### RECORDS TO PROCESS:
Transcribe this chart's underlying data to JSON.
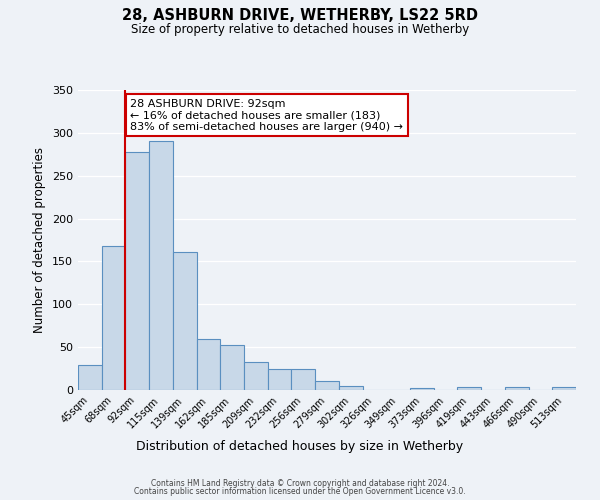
{
  "title": "28, ASHBURN DRIVE, WETHERBY, LS22 5RD",
  "subtitle": "Size of property relative to detached houses in Wetherby",
  "xlabel": "Distribution of detached houses by size in Wetherby",
  "ylabel": "Number of detached properties",
  "categories": [
    "45sqm",
    "68sqm",
    "92sqm",
    "115sqm",
    "139sqm",
    "162sqm",
    "185sqm",
    "209sqm",
    "232sqm",
    "256sqm",
    "279sqm",
    "302sqm",
    "326sqm",
    "349sqm",
    "373sqm",
    "396sqm",
    "419sqm",
    "443sqm",
    "466sqm",
    "490sqm",
    "513sqm"
  ],
  "values": [
    29,
    168,
    278,
    291,
    161,
    59,
    53,
    33,
    25,
    25,
    10,
    5,
    0,
    0,
    2,
    0,
    3,
    0,
    4,
    0,
    4
  ],
  "bar_color": "#c8d8e8",
  "bar_edge_color": "#5a8fc0",
  "highlight_line_color": "#cc0000",
  "annotation_text": "28 ASHBURN DRIVE: 92sqm\n← 16% of detached houses are smaller (183)\n83% of semi-detached houses are larger (940) →",
  "annotation_box_edge_color": "#cc0000",
  "ylim": [
    0,
    350
  ],
  "yticks": [
    0,
    50,
    100,
    150,
    200,
    250,
    300,
    350
  ],
  "background_color": "#eef2f7",
  "footer_line1": "Contains HM Land Registry data © Crown copyright and database right 2024.",
  "footer_line2": "Contains public sector information licensed under the Open Government Licence v3.0."
}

### PROBLEM DETAILS:
Will you restate every entry word for word and omit the images?

### EXERCISE ANSWER:
Transcribe this chart's underlying data to JSON.
{
  "title": "28, ASHBURN DRIVE, WETHERBY, LS22 5RD",
  "subtitle": "Size of property relative to detached houses in Wetherby",
  "xlabel": "Distribution of detached houses by size in Wetherby",
  "ylabel": "Number of detached properties",
  "categories": [
    "45sqm",
    "68sqm",
    "92sqm",
    "115sqm",
    "139sqm",
    "162sqm",
    "185sqm",
    "209sqm",
    "232sqm",
    "256sqm",
    "279sqm",
    "302sqm",
    "326sqm",
    "349sqm",
    "373sqm",
    "396sqm",
    "419sqm",
    "443sqm",
    "466sqm",
    "490sqm",
    "513sqm"
  ],
  "values": [
    29,
    168,
    278,
    291,
    161,
    59,
    53,
    33,
    25,
    25,
    10,
    5,
    0,
    0,
    2,
    0,
    3,
    0,
    4,
    0,
    4
  ],
  "bar_color": "#c8d8e8",
  "bar_edge_color": "#5a8fc0",
  "highlight_line_color": "#cc0000",
  "annotation_text": "28 ASHBURN DRIVE: 92sqm\n← 16% of detached houses are smaller (183)\n83% of semi-detached houses are larger (940) →",
  "annotation_box_edge_color": "#cc0000",
  "ylim": [
    0,
    350
  ],
  "yticks": [
    0,
    50,
    100,
    150,
    200,
    250,
    300,
    350
  ],
  "background_color": "#eef2f7",
  "footer_line1": "Contains HM Land Registry data © Crown copyright and database right 2024.",
  "footer_line2": "Contains public sector information licensed under the Open Government Licence v3.0."
}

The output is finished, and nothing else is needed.